AIM:
Write the records out again exactly, leaving no images in.

DATA FOR THIS EXERCISE:

▶

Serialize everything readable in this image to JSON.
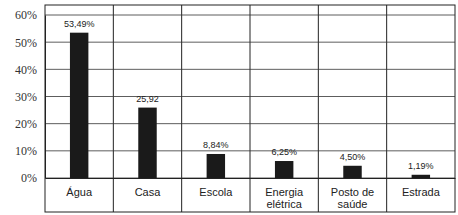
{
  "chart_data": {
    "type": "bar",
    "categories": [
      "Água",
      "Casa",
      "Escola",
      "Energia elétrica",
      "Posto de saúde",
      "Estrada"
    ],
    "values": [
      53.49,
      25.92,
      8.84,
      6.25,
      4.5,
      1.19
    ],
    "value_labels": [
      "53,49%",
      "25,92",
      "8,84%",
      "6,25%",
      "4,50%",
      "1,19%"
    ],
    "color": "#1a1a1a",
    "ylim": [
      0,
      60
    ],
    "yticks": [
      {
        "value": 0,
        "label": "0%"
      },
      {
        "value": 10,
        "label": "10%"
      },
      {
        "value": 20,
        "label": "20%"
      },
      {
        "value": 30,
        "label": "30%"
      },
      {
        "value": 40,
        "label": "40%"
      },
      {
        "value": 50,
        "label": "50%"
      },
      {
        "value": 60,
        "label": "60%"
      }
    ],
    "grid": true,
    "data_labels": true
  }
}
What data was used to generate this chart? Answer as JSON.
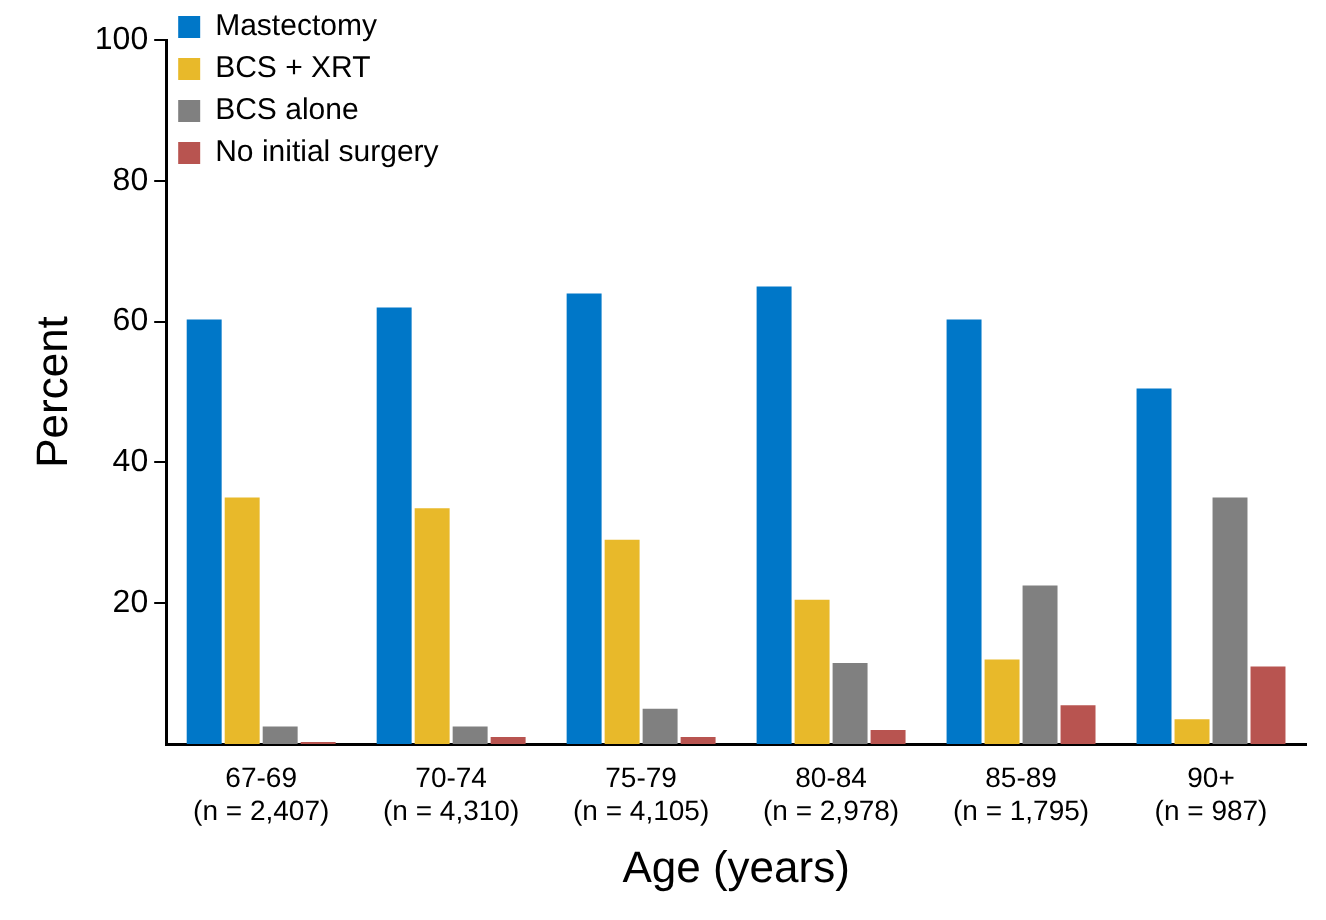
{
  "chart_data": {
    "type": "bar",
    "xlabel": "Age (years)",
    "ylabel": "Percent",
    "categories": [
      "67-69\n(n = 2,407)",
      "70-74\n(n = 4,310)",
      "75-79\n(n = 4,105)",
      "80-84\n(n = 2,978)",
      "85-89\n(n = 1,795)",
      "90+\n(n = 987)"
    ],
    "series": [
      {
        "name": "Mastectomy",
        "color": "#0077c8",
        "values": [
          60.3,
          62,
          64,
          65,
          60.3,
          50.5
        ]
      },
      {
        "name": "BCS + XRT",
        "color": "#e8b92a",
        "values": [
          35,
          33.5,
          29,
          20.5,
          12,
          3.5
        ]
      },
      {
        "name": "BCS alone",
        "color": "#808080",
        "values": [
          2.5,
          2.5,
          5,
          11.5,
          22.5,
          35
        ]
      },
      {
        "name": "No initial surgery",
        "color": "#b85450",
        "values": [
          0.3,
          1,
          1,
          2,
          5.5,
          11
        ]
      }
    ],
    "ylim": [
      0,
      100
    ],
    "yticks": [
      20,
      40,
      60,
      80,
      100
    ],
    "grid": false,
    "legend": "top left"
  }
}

◀

OUTPUT FOR THIS EXERCISE:
Serialize everything readable in this image to JSON.
{
  "chart_data": {
    "type": "bar",
    "categories": [
      "Água",
      "Casa",
      "Escola",
      "Energia elétrica",
      "Posto de saúde",
      "Estrada"
    ],
    "values": [
      53.49,
      25.92,
      8.84,
      6.25,
      4.5,
      1.19
    ],
    "value_labels": [
      "53,49%",
      "25,92",
      "8,84%",
      "6,25%",
      "4,50%",
      "1,19%"
    ],
    "color": "#1a1a1a",
    "ylim": [
      0,
      60
    ],
    "yticks": [
      {
        "value": 0,
        "label": "0%"
      },
      {
        "value": 10,
        "label": "10%"
      },
      {
        "value": 20,
        "label": "20%"
      },
      {
        "value": 30,
        "label": "30%"
      },
      {
        "value": 40,
        "label": "40%"
      },
      {
        "value": 50,
        "label": "50%"
      },
      {
        "value": 60,
        "label": "60%"
      }
    ],
    "grid": true,
    "data_labels": true
  }
}
What data was used to generate this chart? Answer as JSON.
{
  "chart_data": {
    "type": "bar",
    "xlabel": "Age (years)",
    "ylabel": "Percent",
    "categories": [
      "67-69\n(n = 2,407)",
      "70-74\n(n = 4,310)",
      "75-79\n(n = 4,105)",
      "80-84\n(n = 2,978)",
      "85-89\n(n = 1,795)",
      "90+\n(n = 987)"
    ],
    "series": [
      {
        "name": "Mastectomy",
        "color": "#0077c8",
        "values": [
          60.3,
          62,
          64,
          65,
          60.3,
          50.5
        ]
      },
      {
        "name": "BCS + XRT",
        "color": "#e8b92a",
        "values": [
          35,
          33.5,
          29,
          20.5,
          12,
          3.5
        ]
      },
      {
        "name": "BCS alone",
        "color": "#808080",
        "values": [
          2.5,
          2.5,
          5,
          11.5,
          22.5,
          35
        ]
      },
      {
        "name": "No initial surgery",
        "color": "#b85450",
        "values": [
          0.3,
          1,
          1,
          2,
          5.5,
          11
        ]
      }
    ],
    "ylim": [
      0,
      100
    ],
    "yticks": [
      20,
      40,
      60,
      80,
      100
    ],
    "grid": false,
    "legend": "top left"
  }
}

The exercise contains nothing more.